** begin **

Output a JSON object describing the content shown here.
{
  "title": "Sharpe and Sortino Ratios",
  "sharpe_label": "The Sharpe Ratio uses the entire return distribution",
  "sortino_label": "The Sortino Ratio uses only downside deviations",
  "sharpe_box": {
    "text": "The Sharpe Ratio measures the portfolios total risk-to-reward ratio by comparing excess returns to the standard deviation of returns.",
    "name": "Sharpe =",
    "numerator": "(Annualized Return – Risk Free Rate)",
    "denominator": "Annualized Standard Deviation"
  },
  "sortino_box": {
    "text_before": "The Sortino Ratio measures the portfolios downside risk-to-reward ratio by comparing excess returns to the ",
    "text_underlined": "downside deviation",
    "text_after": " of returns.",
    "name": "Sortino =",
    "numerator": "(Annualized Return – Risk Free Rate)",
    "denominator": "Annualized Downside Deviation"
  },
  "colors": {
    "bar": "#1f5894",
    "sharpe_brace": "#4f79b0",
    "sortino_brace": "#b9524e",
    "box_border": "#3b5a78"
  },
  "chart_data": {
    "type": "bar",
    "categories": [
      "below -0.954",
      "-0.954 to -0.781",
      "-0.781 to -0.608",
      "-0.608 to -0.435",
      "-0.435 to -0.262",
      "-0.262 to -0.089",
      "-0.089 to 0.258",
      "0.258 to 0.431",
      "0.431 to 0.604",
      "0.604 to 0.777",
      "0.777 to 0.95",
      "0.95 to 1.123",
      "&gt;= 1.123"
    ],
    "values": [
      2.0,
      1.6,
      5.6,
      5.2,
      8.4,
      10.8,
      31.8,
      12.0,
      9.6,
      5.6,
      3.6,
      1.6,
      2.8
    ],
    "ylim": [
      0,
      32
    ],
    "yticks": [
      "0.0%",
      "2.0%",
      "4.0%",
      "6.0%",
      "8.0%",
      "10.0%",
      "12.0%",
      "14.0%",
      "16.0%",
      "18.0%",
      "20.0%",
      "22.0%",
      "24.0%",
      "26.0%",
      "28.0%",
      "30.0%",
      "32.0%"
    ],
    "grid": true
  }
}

** end **

Set problem: Restate each of the entries above verbatim.

Completed exercise:
Output a JSON object describing the content shown here.
{
  "title": "Sharpe and Sortino Ratios",
  "sharpe_label": "The Sharpe Ratio uses the entire return distribution",
  "sortino_label": "The Sortino Ratio uses only downside deviations",
  "sharpe_box": {
    "text": "The Sharpe Ratio measures the portfolios total risk-to-reward ratio by comparing excess returns to the standard deviation of returns.",
    "name": "Sharpe =",
    "numerator": "(Annualized Return – Risk Free Rate)",
    "denominator": "Annualized Standard Deviation"
  },
  "sortino_box": {
    "text_before": "The Sortino Ratio measures the portfolios downside risk-to-reward ratio by comparing excess returns to the ",
    "text_underlined": "downside deviation",
    "text_after": " of returns.",
    "name": "Sortino =",
    "numerator": "(Annualized Return – Risk Free Rate)",
    "denominator": "Annualized Downside Deviation"
  },
  "colors": {
    "bar": "#1f5894",
    "sharpe_brace": "#4f79b0",
    "sortino_brace": "#b9524e",
    "box_border": "#3b5a78"
  },
  "chart_data": {
    "type": "bar",
    "categories": [
      "below -0.954",
      "-0.954 to -0.781",
      "-0.781 to -0.608",
      "-0.608 to -0.435",
      "-0.435 to -0.262",
      "-0.262 to -0.089",
      "-0.089 to 0.258",
      "0.258 to 0.431",
      "0.431 to 0.604",
      "0.604 to 0.777",
      "0.777 to 0.95",
      "0.95 to 1.123",
      "&gt;= 1.123"
    ],
    "values": [
      2.0,
      1.6,
      5.6,
      5.2,
      8.4,
      10.8,
      31.8,
      12.0,
      9.6,
      5.6,
      3.6,
      1.6,
      2.8
    ],
    "ylim": [
      0,
      32
    ],
    "yticks": [
      "0.0%",
      "2.0%",
      "4.0%",
      "6.0%",
      "8.0%",
      "10.0%",
      "12.0%",
      "14.0%",
      "16.0%",
      "18.0%",
      "20.0%",
      "22.0%",
      "24.0%",
      "26.0%",
      "28.0%",
      "30.0%",
      "32.0%"
    ],
    "grid": true
  }
}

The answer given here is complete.